→ **EXERCISE INPUTS**
"""

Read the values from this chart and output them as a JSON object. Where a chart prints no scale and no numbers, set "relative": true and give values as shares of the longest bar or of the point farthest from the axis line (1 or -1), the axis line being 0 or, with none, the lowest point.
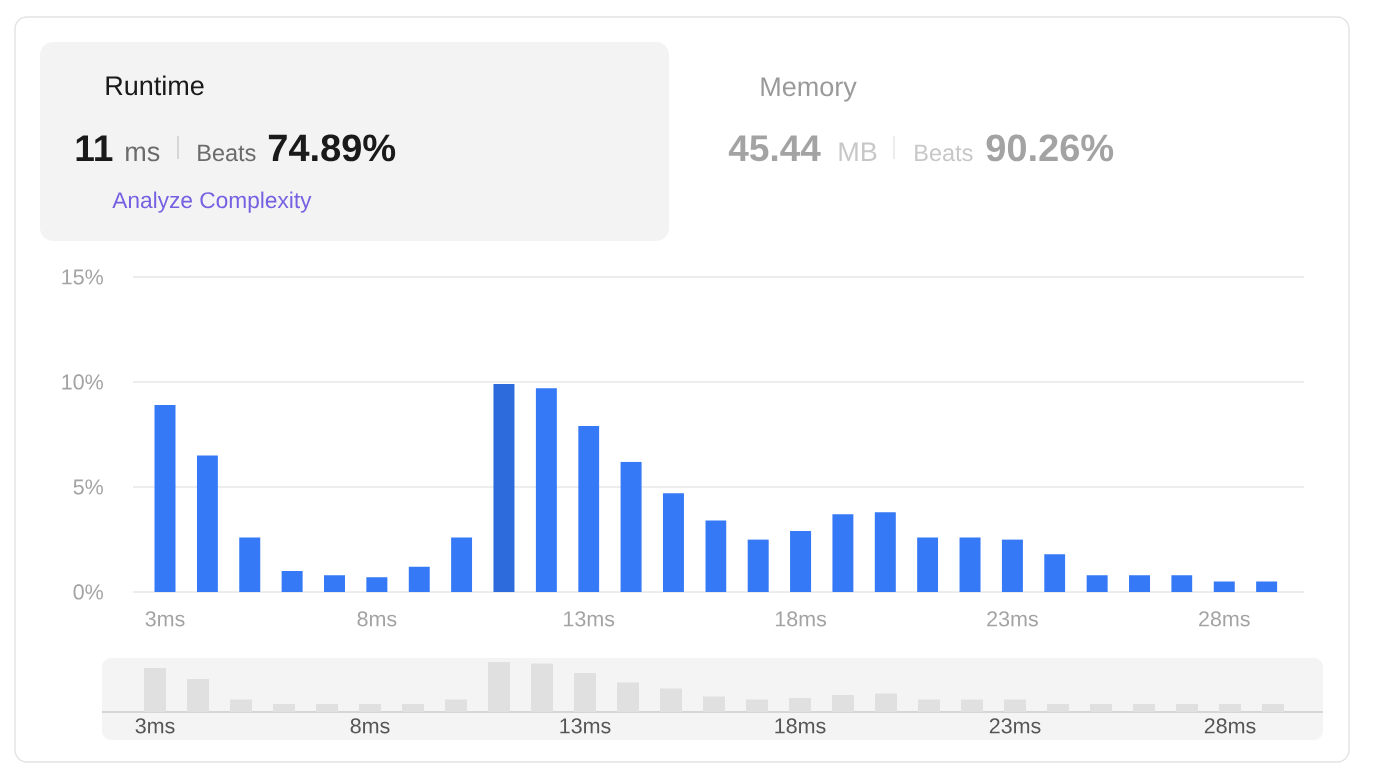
{
  "chart_data": [
    {
      "type": "other",
      "title": "Runtime",
      "annotations": [
        "11",
        "ms",
        "Beats",
        "74.89%",
        "Analyze Complexity"
      ]
    },
    {
      "type": "other",
      "title": "Memory",
      "annotations": [
        "45.44",
        "MB",
        "Beats",
        "90.26%"
      ]
    },
    {
      "type": "bar",
      "categories": [
        "3ms",
        null,
        null,
        null,
        null,
        "8ms",
        null,
        null,
        null,
        null,
        "13ms",
        null,
        null,
        null,
        null,
        "18ms",
        null,
        null,
        null,
        null,
        "23ms",
        null,
        null,
        null,
        null,
        "28ms",
        null
      ],
      "values": [
        8.9,
        6.5,
        2.6,
        1.0,
        0.8,
        0.7,
        1.2,
        2.6,
        9.9,
        9.7,
        7.9,
        6.2,
        4.7,
        3.4,
        2.5,
        2.9,
        3.7,
        3.8,
        2.6,
        2.6,
        2.5,
        1.8,
        0.8,
        0.8,
        0.8,
        0.5,
        0.5
      ],
      "colors": [
        "#3579f6",
        "#3579f6",
        "#3579f6",
        "#3579f6",
        "#3579f6",
        "#3579f6",
        "#3579f6",
        "#3579f6",
        "#2d6adc",
        "#3579f6",
        "#3579f6",
        "#3579f6",
        "#3579f6",
        "#3579f6",
        "#3579f6",
        "#3579f6",
        "#3579f6",
        "#3579f6",
        "#3579f6",
        "#3579f6",
        "#3579f6",
        "#3579f6",
        "#3579f6",
        "#3579f6",
        "#3579f6",
        "#3579f6",
        "#3579f6"
      ],
      "ylim": [
        0,
        15
      ],
      "yticks": [
        {
          "value": 0,
          "label": "0%"
        },
        {
          "value": 5,
          "label": "5%"
        },
        {
          "value": 10,
          "label": "10%"
        },
        {
          "value": 15,
          "label": "15%"
        }
      ],
      "grid": "y"
    },
    {
      "type": "bar",
      "relative": true,
      "categories": [
        "3ms",
        null,
        null,
        null,
        null,
        "8ms",
        null,
        null,
        null,
        null,
        "13ms",
        null,
        null,
        null,
        null,
        "18ms",
        null,
        null,
        null,
        null,
        "23ms",
        null,
        null,
        null,
        null,
        "28ms",
        null
      ],
      "values": [
        0.88,
        0.66,
        0.25,
        0.16,
        0.16,
        0.16,
        0.16,
        0.25,
        1,
        0.97,
        0.78,
        0.59,
        0.47,
        0.31,
        0.25,
        0.28,
        0.34,
        0.37,
        0.25,
        0.25,
        0.25,
        0.16,
        0.16,
        0.16,
        0.16,
        0.16,
        0.16
      ],
      "color": "#e0e0e0"
    }
  ]
}
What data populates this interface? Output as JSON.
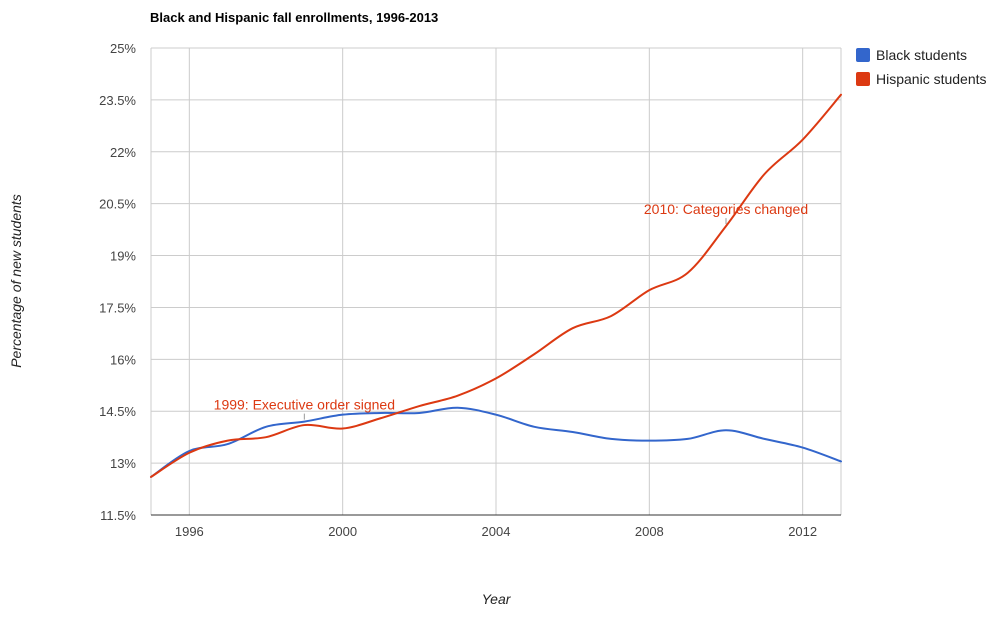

"""

Find every line in the records that contains the word "relative"; copy those lines.

Read the values from this chart and output them as a JSON object. Where a chart prints no scale and no numbers, set "relative": true and give values as shares of the longest bar or of the point farthest from the axis line (1 or -1), the axis line being 0 or, with none, the lowest point.
      "relative": true,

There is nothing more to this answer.